*Task requirements*
Copy out every line exactly as given.

(Lines of data)
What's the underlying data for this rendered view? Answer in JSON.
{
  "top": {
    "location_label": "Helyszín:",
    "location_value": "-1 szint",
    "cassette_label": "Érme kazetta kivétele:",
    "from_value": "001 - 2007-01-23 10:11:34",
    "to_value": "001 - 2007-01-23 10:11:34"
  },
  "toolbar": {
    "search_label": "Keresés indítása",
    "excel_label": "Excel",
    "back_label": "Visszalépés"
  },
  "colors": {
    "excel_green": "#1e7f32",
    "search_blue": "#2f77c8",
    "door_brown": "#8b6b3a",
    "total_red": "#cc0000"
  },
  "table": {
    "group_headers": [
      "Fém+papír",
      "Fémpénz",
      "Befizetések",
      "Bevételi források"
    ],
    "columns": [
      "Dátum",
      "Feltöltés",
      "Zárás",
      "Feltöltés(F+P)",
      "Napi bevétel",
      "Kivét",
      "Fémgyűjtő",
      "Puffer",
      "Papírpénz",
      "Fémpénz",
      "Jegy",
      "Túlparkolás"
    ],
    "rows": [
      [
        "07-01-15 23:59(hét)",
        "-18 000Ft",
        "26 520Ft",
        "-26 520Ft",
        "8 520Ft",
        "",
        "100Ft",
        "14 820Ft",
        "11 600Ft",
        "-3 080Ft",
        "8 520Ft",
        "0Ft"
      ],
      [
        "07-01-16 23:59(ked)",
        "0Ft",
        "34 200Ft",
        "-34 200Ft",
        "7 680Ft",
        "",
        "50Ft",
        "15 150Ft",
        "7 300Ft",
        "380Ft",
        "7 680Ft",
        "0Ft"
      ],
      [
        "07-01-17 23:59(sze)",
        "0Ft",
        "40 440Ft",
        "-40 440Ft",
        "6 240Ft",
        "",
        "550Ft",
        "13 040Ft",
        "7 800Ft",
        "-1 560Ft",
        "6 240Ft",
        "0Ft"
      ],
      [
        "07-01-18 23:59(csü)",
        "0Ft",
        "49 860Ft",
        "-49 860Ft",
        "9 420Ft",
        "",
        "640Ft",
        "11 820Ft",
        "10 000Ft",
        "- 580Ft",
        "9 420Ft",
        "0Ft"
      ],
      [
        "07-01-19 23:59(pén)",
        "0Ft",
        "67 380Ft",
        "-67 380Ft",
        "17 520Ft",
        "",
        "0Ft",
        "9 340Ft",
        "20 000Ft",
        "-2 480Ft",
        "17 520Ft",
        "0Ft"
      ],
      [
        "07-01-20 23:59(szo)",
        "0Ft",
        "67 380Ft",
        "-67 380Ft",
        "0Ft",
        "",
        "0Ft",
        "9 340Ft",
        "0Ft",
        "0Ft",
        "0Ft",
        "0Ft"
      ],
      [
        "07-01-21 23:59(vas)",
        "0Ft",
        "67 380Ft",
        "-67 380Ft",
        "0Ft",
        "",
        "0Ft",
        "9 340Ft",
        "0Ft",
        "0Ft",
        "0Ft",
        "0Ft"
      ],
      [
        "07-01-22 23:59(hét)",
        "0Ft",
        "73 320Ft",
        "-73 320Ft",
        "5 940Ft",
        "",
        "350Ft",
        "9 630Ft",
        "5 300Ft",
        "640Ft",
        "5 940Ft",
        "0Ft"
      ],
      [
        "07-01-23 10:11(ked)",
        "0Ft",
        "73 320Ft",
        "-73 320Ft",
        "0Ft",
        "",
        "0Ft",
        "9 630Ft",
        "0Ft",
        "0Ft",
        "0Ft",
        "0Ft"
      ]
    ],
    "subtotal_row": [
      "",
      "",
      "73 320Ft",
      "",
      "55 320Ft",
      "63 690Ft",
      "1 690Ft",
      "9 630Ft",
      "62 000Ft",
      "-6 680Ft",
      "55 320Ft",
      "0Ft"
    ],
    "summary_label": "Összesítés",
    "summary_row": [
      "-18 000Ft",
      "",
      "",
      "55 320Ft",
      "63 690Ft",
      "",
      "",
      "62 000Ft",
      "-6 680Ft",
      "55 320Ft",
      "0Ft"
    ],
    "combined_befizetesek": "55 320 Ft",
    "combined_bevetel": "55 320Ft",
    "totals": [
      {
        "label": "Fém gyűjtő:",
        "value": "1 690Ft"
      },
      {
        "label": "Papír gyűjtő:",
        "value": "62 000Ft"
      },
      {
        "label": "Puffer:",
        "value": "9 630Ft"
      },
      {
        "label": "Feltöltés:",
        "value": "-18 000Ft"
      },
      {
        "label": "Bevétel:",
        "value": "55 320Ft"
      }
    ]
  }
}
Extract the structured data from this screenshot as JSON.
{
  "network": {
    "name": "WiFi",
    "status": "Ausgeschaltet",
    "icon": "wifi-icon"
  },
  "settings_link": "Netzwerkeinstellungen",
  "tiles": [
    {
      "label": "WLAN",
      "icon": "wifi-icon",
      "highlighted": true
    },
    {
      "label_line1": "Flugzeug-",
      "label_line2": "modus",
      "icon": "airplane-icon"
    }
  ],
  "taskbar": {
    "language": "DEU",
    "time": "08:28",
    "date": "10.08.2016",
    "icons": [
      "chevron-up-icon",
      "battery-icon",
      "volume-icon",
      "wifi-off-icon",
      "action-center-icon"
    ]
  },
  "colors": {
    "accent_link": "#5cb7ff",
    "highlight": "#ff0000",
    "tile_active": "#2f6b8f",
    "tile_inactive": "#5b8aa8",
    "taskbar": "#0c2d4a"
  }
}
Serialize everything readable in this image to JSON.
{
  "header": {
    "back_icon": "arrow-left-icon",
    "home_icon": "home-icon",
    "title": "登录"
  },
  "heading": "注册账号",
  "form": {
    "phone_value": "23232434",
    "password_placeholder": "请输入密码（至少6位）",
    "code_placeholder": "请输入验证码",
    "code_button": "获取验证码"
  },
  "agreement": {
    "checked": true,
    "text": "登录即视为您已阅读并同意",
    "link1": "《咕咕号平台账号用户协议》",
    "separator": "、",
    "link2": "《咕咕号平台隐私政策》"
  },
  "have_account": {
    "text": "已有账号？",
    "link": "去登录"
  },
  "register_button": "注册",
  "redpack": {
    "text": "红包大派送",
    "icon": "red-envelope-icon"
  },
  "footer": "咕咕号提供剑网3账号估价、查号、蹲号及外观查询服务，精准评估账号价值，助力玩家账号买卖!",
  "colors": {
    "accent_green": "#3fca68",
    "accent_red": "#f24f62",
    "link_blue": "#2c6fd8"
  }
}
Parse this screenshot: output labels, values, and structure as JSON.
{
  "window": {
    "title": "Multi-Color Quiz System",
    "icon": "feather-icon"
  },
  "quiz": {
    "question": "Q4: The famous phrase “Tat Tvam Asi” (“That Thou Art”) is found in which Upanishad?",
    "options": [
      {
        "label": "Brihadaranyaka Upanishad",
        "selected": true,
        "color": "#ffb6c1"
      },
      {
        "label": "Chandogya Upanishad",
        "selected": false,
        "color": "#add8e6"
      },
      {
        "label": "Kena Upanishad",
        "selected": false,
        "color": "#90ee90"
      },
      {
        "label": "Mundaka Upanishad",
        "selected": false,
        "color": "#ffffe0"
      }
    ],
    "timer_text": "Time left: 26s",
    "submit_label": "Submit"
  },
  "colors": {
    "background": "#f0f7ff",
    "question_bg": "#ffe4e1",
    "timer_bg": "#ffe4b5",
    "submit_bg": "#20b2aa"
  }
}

*Answer to the task*
What's the underlying data for this rendered view? Answer in JSON.
{
  "top": {
    "location_label": "Helyszín:",
    "location_value": "-1 szint",
    "cassette_label": "Érme kazetta kivétele:",
    "from_value": "001 - 2007-01-23 10:11:34",
    "to_value": "001 - 2007-01-23 10:11:34"
  },
  "toolbar": {
    "search_label": "Keresés indítása",
    "excel_label": "Excel",
    "back_label": "Visszalépés"
  },
  "colors": {
    "excel_green": "#1e7f32",
    "search_blue": "#2f77c8",
    "door_brown": "#8b6b3a",
    "total_red": "#cc0000"
  },
  "table": {
    "group_headers": [
      "Fém+papír",
      "Fémpénz",
      "Befizetések",
      "Bevételi források"
    ],
    "columns": [
      "Dátum",
      "Feltöltés",
      "Zárás",
      "Feltöltés(F+P)",
      "Napi bevétel",
      "Kivét",
      "Fémgyűjtő",
      "Puffer",
      "Papírpénz",
      "Fémpénz",
      "Jegy",
      "Túlparkolás"
    ],
    "rows": [
      [
        "07-01-15 23:59(hét)",
        "-18 000Ft",
        "26 520Ft",
        "-26 520Ft",
        "8 520Ft",
        "",
        "100Ft",
        "14 820Ft",
        "11 600Ft",
        "-3 080Ft",
        "8 520Ft",
        "0Ft"
      ],
      [
        "07-01-16 23:59(ked)",
        "0Ft",
        "34 200Ft",
        "-34 200Ft",
        "7 680Ft",
        "",
        "50Ft",
        "15 150Ft",
        "7 300Ft",
        "380Ft",
        "7 680Ft",
        "0Ft"
      ],
      [
        "07-01-17 23:59(sze)",
        "0Ft",
        "40 440Ft",
        "-40 440Ft",
        "6 240Ft",
        "",
        "550Ft",
        "13 040Ft",
        "7 800Ft",
        "-1 560Ft",
        "6 240Ft",
        "0Ft"
      ],
      [
        "07-01-18 23:59(csü)",
        "0Ft",
        "49 860Ft",
        "-49 860Ft",
        "9 420Ft",
        "",
        "640Ft",
        "11 820Ft",
        "10 000Ft",
        "- 580Ft",
        "9 420Ft",
        "0Ft"
      ],
      [
        "07-01-19 23:59(pén)",
        "0Ft",
        "67 380Ft",
        "-67 380Ft",
        "17 520Ft",
        "",
        "0Ft",
        "9 340Ft",
        "20 000Ft",
        "-2 480Ft",
        "17 520Ft",
        "0Ft"
      ],
      [
        "07-01-20 23:59(szo)",
        "0Ft",
        "67 380Ft",
        "-67 380Ft",
        "0Ft",
        "",
        "0Ft",
        "9 340Ft",
        "0Ft",
        "0Ft",
        "0Ft",
        "0Ft"
      ],
      [
        "07-01-21 23:59(vas)",
        "0Ft",
        "67 380Ft",
        "-67 380Ft",
        "0Ft",
        "",
        "0Ft",
        "9 340Ft",
        "0Ft",
        "0Ft",
        "0Ft",
        "0Ft"
      ],
      [
        "07-01-22 23:59(hét)",
        "0Ft",
        "73 320Ft",
        "-73 320Ft",
        "5 940Ft",
        "",
        "350Ft",
        "9 630Ft",
        "5 300Ft",
        "640Ft",
        "5 940Ft",
        "0Ft"
      ],
      [
        "07-01-23 10:11(ked)",
        "0Ft",
        "73 320Ft",
        "-73 320Ft",
        "0Ft",
        "",
        "0Ft",
        "9 630Ft",
        "0Ft",
        "0Ft",
        "0Ft",
        "0Ft"
      ]
    ],
    "subtotal_row": [
      "",
      "",
      "73 320Ft",
      "",
      "55 320Ft",
      "63 690Ft",
      "1 690Ft",
      "9 630Ft",
      "62 000Ft",
      "-6 680Ft",
      "55 320Ft",
      "0Ft"
    ],
    "summary_label": "Összesítés",
    "summary_row": [
      "-18 000Ft",
      "",
      "",
      "55 320Ft",
      "63 690Ft",
      "",
      "",
      "62 000Ft",
      "-6 680Ft",
      "55 320Ft",
      "0Ft"
    ],
    "combined_befizetesek": "55 320 Ft",
    "combined_bevetel": "55 320Ft",
    "totals": [
      {
        "label": "Fém gyűjtő:",
        "value": "1 690Ft"
      },
      {
        "label": "Papír gyűjtő:",
        "value": "62 000Ft"
      },
      {
        "label": "Puffer:",
        "value": "9 630Ft"
      },
      {
        "label": "Feltöltés:",
        "value": "-18 000Ft"
      },
      {
        "label": "Bevétel:",
        "value": "55 320Ft"
      }
    ]
  }
}
Extract the structured data from this screenshot as JSON.
{
  "network": {
    "name": "WiFi",
    "status": "Ausgeschaltet",
    "icon": "wifi-icon"
  },
  "settings_link": "Netzwerkeinstellungen",
  "tiles": [
    {
      "label": "WLAN",
      "icon": "wifi-icon",
      "highlighted": true
    },
    {
      "label_line1": "Flugzeug-",
      "label_line2": "modus",
      "icon": "airplane-icon"
    }
  ],
  "taskbar": {
    "language": "DEU",
    "time": "08:28",
    "date": "10.08.2016",
    "icons": [
      "chevron-up-icon",
      "battery-icon",
      "volume-icon",
      "wifi-off-icon",
      "action-center-icon"
    ]
  },
  "colors": {
    "accent_link": "#5cb7ff",
    "highlight": "#ff0000",
    "tile_active": "#2f6b8f",
    "tile_inactive": "#5b8aa8",
    "taskbar": "#0c2d4a"
  }
}
Serialize everything readable in this image to JSON.
{
  "header": {
    "back_icon": "arrow-left-icon",
    "home_icon": "home-icon",
    "title": "登录"
  },
  "heading": "注册账号",
  "form": {
    "phone_value": "23232434",
    "password_placeholder": "请输入密码（至少6位）",
    "code_placeholder": "请输入验证码",
    "code_button": "获取验证码"
  },
  "agreement": {
    "checked": true,
    "text": "登录即视为您已阅读并同意",
    "link1": "《咕咕号平台账号用户协议》",
    "separator": "、",
    "link2": "《咕咕号平台隐私政策》"
  },
  "have_account": {
    "text": "已有账号？",
    "link": "去登录"
  },
  "register_button": "注册",
  "redpack": {
    "text": "红包大派送",
    "icon": "red-envelope-icon"
  },
  "footer": "咕咕号提供剑网3账号估价、查号、蹲号及外观查询服务，精准评估账号价值，助力玩家账号买卖!",
  "colors": {
    "accent_green": "#3fca68",
    "accent_red": "#f24f62",
    "link_blue": "#2c6fd8"
  }
}
Parse this screenshot: output labels, values, and structure as JSON.
{
  "window": {
    "title": "Multi-Color Quiz System",
    "icon": "feather-icon"
  },
  "quiz": {
    "question": "Q4: The famous phrase “Tat Tvam Asi” (“That Thou Art”) is found in which Upanishad?",
    "options": [
      {
        "label": "Brihadaranyaka Upanishad",
        "selected": true,
        "color": "#ffb6c1"
      },
      {
        "label": "Chandogya Upanishad",
        "selected": false,
        "color": "#add8e6"
      },
      {
        "label": "Kena Upanishad",
        "selected": false,
        "color": "#90ee90"
      },
      {
        "label": "Mundaka Upanishad",
        "selected": false,
        "color": "#ffffe0"
      }
    ],
    "timer_text": "Time left: 26s",
    "submit_label": "Submit"
  },
  "colors": {
    "background": "#f0f7ff",
    "question_bg": "#ffe4e1",
    "timer_bg": "#ffe4b5",
    "submit_bg": "#20b2aa"
  }
}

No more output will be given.